ROWS:
===============

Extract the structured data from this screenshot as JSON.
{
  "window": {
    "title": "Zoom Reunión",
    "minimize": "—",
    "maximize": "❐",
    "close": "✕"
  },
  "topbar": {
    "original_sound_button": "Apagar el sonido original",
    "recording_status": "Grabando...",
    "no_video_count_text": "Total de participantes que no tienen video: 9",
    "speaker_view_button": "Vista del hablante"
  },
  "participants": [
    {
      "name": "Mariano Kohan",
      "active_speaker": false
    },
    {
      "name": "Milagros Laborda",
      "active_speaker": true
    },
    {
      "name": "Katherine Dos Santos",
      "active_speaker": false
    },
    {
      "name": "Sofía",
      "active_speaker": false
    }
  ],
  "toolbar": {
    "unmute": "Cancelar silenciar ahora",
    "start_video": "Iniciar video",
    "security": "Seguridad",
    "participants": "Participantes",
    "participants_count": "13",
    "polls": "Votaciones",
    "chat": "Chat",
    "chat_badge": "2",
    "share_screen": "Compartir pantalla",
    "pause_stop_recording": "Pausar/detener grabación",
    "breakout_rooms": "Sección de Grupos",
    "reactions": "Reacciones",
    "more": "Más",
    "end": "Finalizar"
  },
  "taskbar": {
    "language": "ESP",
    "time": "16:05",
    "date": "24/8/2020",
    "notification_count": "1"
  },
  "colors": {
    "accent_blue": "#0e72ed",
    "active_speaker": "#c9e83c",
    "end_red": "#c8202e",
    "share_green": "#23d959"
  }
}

===============

EXERCISE BRIEF:
Copy out the whole listing exactly; please set it all down.

ANSWER TO THIS EXERCISE:
Extract the structured data from this screenshot as JSON.
{
  "window": {
    "title": "Zoom Reunión",
    "minimize": "—",
    "maximize": "❐",
    "close": "✕"
  },
  "topbar": {
    "original_sound_button": "Apagar el sonido original",
    "recording_status": "Grabando...",
    "no_video_count_text": "Total de participantes que no tienen video: 9",
    "speaker_view_button": "Vista del hablante"
  },
  "participants": [
    {
      "name": "Mariano Kohan",
      "active_speaker": false
    },
    {
      "name": "Milagros Laborda",
      "active_speaker": true
    },
    {
      "name": "Katherine Dos Santos",
      "active_speaker": false
    },
    {
      "name": "Sofía",
      "active_speaker": false
    }
  ],
  "toolbar": {
    "unmute": "Cancelar silenciar ahora",
    "start_video": "Iniciar video",
    "security": "Seguridad",
    "participants": "Participantes",
    "participants_count": "13",
    "polls": "Votaciones",
    "chat": "Chat",
    "chat_badge": "2",
    "share_screen": "Compartir pantalla",
    "pause_stop_recording": "Pausar/detener grabación",
    "breakout_rooms": "Sección de Grupos",
    "reactions": "Reacciones",
    "more": "Más",
    "end": "Finalizar"
  },
  "taskbar": {
    "language": "ESP",
    "time": "16:05",
    "date": "24/8/2020",
    "notification_count": "1"
  },
  "colors": {
    "accent_blue": "#0e72ed",
    "active_speaker": "#c9e83c",
    "end_red": "#c8202e",
    "share_green": "#23d959"
  }
}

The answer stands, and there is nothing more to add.